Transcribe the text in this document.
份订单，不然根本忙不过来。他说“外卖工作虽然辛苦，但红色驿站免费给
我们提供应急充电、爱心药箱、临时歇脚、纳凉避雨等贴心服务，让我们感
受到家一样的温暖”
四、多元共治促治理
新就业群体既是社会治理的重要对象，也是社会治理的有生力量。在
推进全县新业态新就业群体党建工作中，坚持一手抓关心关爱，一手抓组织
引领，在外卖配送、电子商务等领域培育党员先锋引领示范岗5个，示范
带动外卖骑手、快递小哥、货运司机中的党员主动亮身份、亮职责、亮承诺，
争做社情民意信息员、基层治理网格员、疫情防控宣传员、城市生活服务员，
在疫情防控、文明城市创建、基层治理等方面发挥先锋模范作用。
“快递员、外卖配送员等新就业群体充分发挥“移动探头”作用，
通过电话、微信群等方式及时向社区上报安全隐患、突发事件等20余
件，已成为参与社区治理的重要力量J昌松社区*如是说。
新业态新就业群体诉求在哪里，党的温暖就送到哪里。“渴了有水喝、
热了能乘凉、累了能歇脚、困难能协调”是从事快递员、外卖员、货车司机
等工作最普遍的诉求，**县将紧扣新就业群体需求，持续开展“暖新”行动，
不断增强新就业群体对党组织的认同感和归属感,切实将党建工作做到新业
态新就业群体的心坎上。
□ □ □ □ □ □ □
Exercise prompt: All of the entries must be written out exactly as they stand.

Result for this exercise:
Transcribe the text in this document.
份订单，不然根本忙不过来。他说“外卖工作虽然辛苦，但红色驿站免费给
我们提供应急充电、爱心药箱、临时歇脚、纳凉避雨等贴心服务，让我们感
受到家一样的温暖”
四、多元共治促治理
新就业群体既是社会治理的重要对象，也是社会治理的有生力量。在
推进全县新业态新就业群体党建工作中，坚持一手抓关心关爱，一手抓组织
引领，在外卖配送、电子商务等领域培育党员先锋引领示范岗5个，示范
带动外卖骑手、快递小哥、货运司机中的党员主动亮身份、亮职责、亮承诺，
争做社情民意信息员、基层治理网格员、疫情防控宣传员、城市生活服务员，
在疫情防控、文明城市创建、基层治理等方面发挥先锋模范作用。
“快递员、外卖配送员等新就业群体充分发挥“移动探头”作用，
通过电话、微信群等方式及时向社区上报安全隐患、突发事件等20余
件，已成为参与社区治理的重要力量J昌松社区*如是说。
新业态新就业群体诉求在哪里，党的温暖就送到哪里。“渴了有水喝、
热了能乘凉、累了能歇脚、困难能协调”是从事快递员、外卖员、货车司机
等工作最普遍的诉求，**县将紧扣新就业群体需求，持续开展“暖新”行动，
不断增强新就业群体对党组织的认同感和归属感,切实将党建工作做到新业
态新就业群体的心坎上。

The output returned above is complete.